→ **OBJECTIVE**: Seek out every line containing the word "fontos", and copy each.

→ **GIVEN INFORMATION**:
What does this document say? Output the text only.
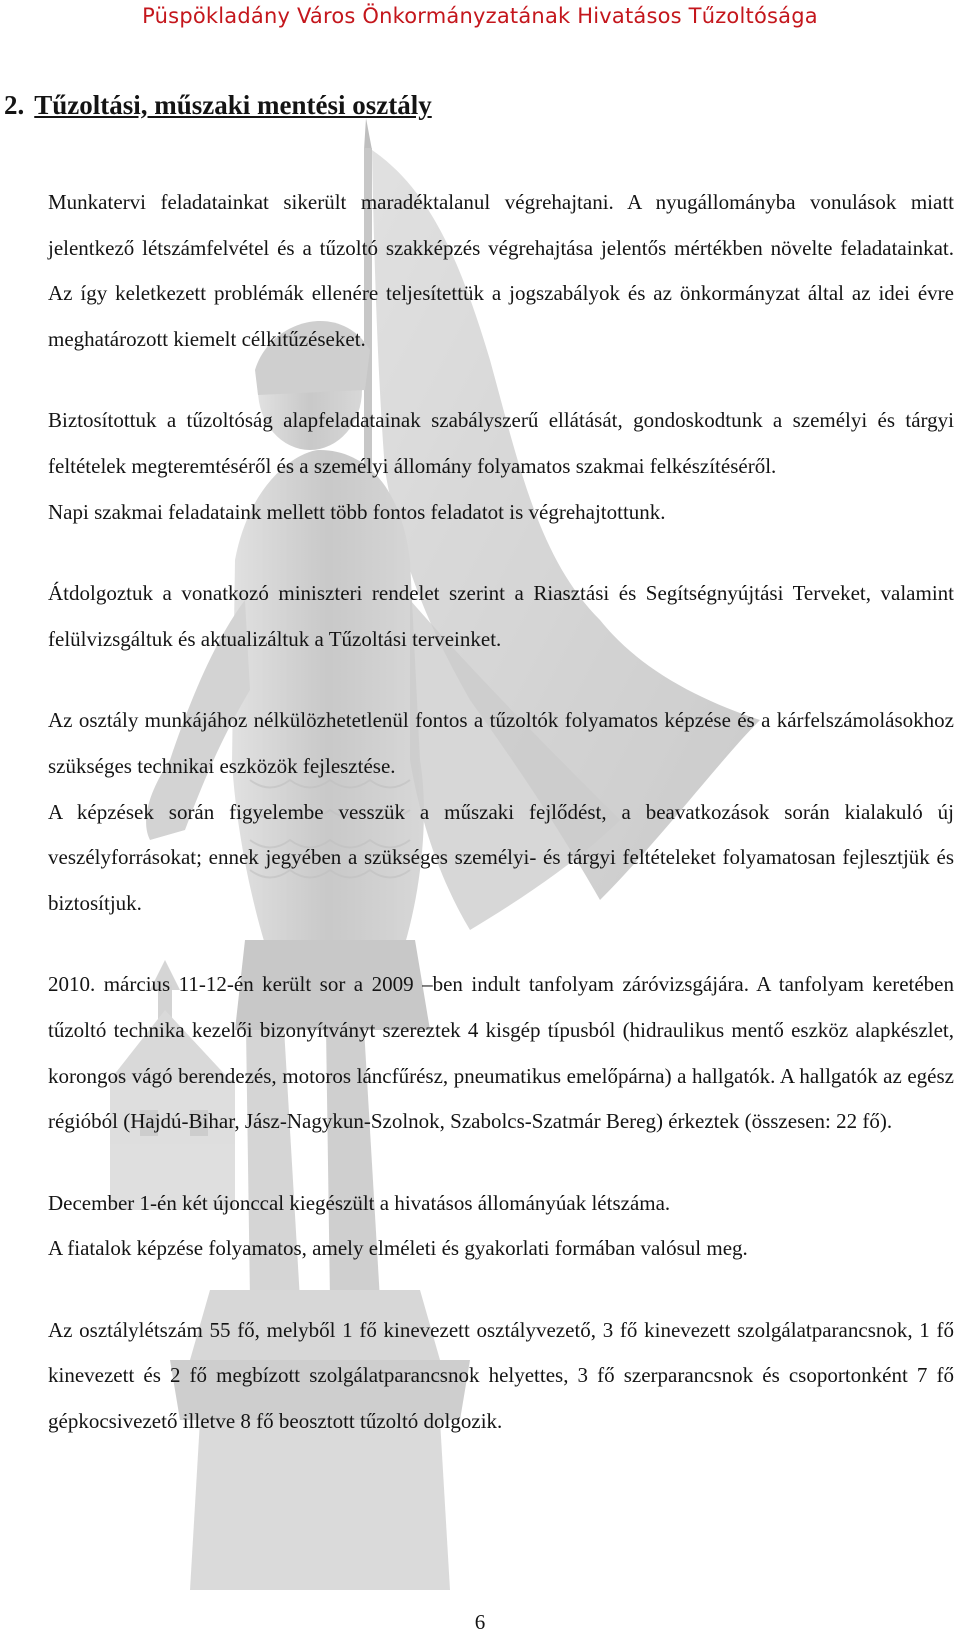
Püspökladány Város Önkormányzatának Hivatásos Tűzoltósága
2. Tűzoltási, műszaki mentési osztály

Munkatervi feladatainkat sikerült maradéktalanul végrehajtani. A nyugállományba vonulások miatt jelentkező létszámfelvétel és a tűzoltó szakképzés végrehajtása jelentős mértékben növelte feladatainkat. Az így keletkezett problémák ellenére teljesítettük a jogszabályok és az önkormányzat által az idei évre meghatározott kiemelt célkitűzéseket.

Biztosítottuk a tűzoltóság alapfeladatainak szabályszerű ellátását, gondoskodtunk a személyi és tárgyi feltételek megteremtéséről és a személyi állomány folyamatos szakmai felkészítéséről.

Napi szakmai feladataink mellett több fontos feladatot is végrehajtottunk.

Átdolgoztuk a vonatkozó miniszteri rendelet szerint a Riasztási és Segítségnyújtási Terveket, valamint felülvizsgáltuk és aktualizáltuk a Tűzoltási terveinket.

Az osztály munkájához nélkülözhetetlenül fontos a tűzoltók folyamatos képzése és a kárfelszámolásokhoz szükséges technikai eszközök fejlesztése.

A képzések során figyelembe vesszük a műszaki fejlődést, a beavatkozások során kialakuló új veszélyforrásokat; ennek jegyében a szükséges személyi- és tárgyi feltételeket folyamatosan fejlesztjük és biztosítjuk.

2010. március 11-12-én került sor a 2009 –ben indult tanfolyam záróvizsgájára. A tanfolyam keretében tűzoltó technika kezelői bizonyítványt szereztek 4 kisgép típusból (hidraulikus mentő eszköz alapkészlet, korongos vágó berendezés, motoros láncfűrész, pneumatikus emelőpárna) a hallgatók. A hallgatók az egész régióból (Hajdú-Bihar, Jász-Nagykun-Szolnok, Szabolcs-Szatmár Bereg) érkeztek (összesen: 22 fő).

December 1-én két újonccal kiegészült a hivatásos állományúak létszáma.

A fiatalok képzése folyamatos, amely elméleti és gyakorlati formában valósul meg.

Az osztálylétszám 55 fő, melyből 1 fő kinevezett osztályvezető, 3 fő kinevezett szolgálatparancsnok, 1 fő kinevezett és 2 fő megbízott szolgálatparancsnok helyettes, 3 fő szerparancsnok és csoportonként 7 fő gépkocsivezető illetve 8 fő beosztott tűzoltó dolgozik.

6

→ **OUTPUT BELOW**:
Napi szakmai feladataink mellett több fontos feladatot is végrehajtottunk.
Az osztály munkájához nélkülözhetetlenül fontos a tűzoltók folyamatos képzése és a kárfelszámolásokhoz szükséges technikai eszközök fejlesztése.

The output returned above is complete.